▶ **Written exercise**
Extract the full listing below without altering a single character.

[Items from a figure collection]
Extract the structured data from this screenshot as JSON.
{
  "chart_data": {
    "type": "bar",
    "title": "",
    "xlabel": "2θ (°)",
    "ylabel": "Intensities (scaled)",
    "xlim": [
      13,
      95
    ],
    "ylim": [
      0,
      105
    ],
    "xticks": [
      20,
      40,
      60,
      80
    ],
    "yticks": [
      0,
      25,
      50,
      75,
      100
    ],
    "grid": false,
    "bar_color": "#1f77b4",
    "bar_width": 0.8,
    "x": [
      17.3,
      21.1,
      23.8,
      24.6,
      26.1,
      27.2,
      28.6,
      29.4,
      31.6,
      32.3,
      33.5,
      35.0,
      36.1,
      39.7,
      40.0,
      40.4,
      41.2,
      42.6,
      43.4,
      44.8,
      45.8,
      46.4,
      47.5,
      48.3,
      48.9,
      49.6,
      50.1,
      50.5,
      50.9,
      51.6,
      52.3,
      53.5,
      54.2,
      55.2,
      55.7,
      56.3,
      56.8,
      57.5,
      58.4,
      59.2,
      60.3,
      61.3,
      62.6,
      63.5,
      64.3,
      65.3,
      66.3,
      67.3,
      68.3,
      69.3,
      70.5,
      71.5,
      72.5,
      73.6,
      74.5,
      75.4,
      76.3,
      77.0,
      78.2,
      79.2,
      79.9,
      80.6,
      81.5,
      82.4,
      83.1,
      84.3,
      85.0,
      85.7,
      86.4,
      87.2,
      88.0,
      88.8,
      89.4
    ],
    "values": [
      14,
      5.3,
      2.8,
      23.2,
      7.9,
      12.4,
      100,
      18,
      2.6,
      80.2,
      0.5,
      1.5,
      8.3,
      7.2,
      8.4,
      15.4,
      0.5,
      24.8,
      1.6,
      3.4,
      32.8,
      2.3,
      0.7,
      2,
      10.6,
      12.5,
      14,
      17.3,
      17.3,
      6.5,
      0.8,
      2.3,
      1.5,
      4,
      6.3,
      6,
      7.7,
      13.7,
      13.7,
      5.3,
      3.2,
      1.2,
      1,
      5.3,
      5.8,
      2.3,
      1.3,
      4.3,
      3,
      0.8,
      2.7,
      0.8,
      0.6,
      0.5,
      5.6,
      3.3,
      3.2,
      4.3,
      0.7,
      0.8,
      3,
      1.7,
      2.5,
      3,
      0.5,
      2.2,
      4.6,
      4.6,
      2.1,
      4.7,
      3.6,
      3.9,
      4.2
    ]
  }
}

▶ **Problem solution**
Extract the structured data from this screenshot as JSON.
{
  "chart_data": {
    "type": "bar",
    "title": "",
    "xlabel": "2θ (°)",
    "ylabel": "Intensities (scaled)",
    "xlim": [
      13,
      95
    ],
    "ylim": [
      0,
      105
    ],
    "xticks": [
      20,
      40,
      60,
      80
    ],
    "yticks": [
      0,
      25,
      50,
      75,
      100
    ],
    "grid": false,
    "bar_color": "#1f77b4",
    "bar_width": 0.8,
    "x": [
      17.3,
      21.1,
      23.8,
      24.6,
      26.1,
      27.2,
      28.6,
      29.4,
      31.6,
      32.3,
      33.5,
      35.0,
      36.1,
      39.7,
      40.0,
      40.4,
      41.2,
      42.6,
      43.4,
      44.8,
      45.8,
      46.4,
      47.5,
      48.3,
      48.9,
      49.6,
      50.1,
      50.5,
      50.9,
      51.6,
      52.3,
      53.5,
      54.2,
      55.2,
      55.7,
      56.3,
      56.8,
      57.5,
      58.4,
      59.2,
      60.3,
      61.3,
      62.6,
      63.5,
      64.3,
      65.3,
      66.3,
      67.3,
      68.3,
      69.3,
      70.5,
      71.5,
      72.5,
      73.6,
      74.5,
      75.4,
      76.3,
      77.0,
      78.2,
      79.2,
      79.9,
      80.6,
      81.5,
      82.4,
      83.1,
      84.3,
      85.0,
      85.7,
      86.4,
      87.2,
      88.0,
      88.8,
      89.4
    ],
    "values": [
      14,
      5.3,
      2.8,
      23.2,
      7.9,
      12.4,
      100,
      18,
      2.6,
      80.2,
      0.5,
      1.5,
      8.3,
      7.2,
      8.4,
      15.4,
      0.5,
      24.8,
      1.6,
      3.4,
      32.8,
      2.3,
      0.7,
      2,
      10.6,
      12.5,
      14,
      17.3,
      17.3,
      6.5,
      0.8,
      2.3,
      1.5,
      4,
      6.3,
      6,
      7.7,
      13.7,
      13.7,
      5.3,
      3.2,
      1.2,
      1,
      5.3,
      5.8,
      2.3,
      1.3,
      4.3,
      3,
      0.8,
      2.7,
      0.8,
      0.6,
      0.5,
      5.6,
      3.3,
      3.2,
      4.3,
      0.7,
      0.8,
      3,
      1.7,
      2.5,
      3,
      0.5,
      2.2,
      4.6,
      4.6,
      2.1,
      4.7,
      3.6,
      3.9,
      4.2
    ]
  }
}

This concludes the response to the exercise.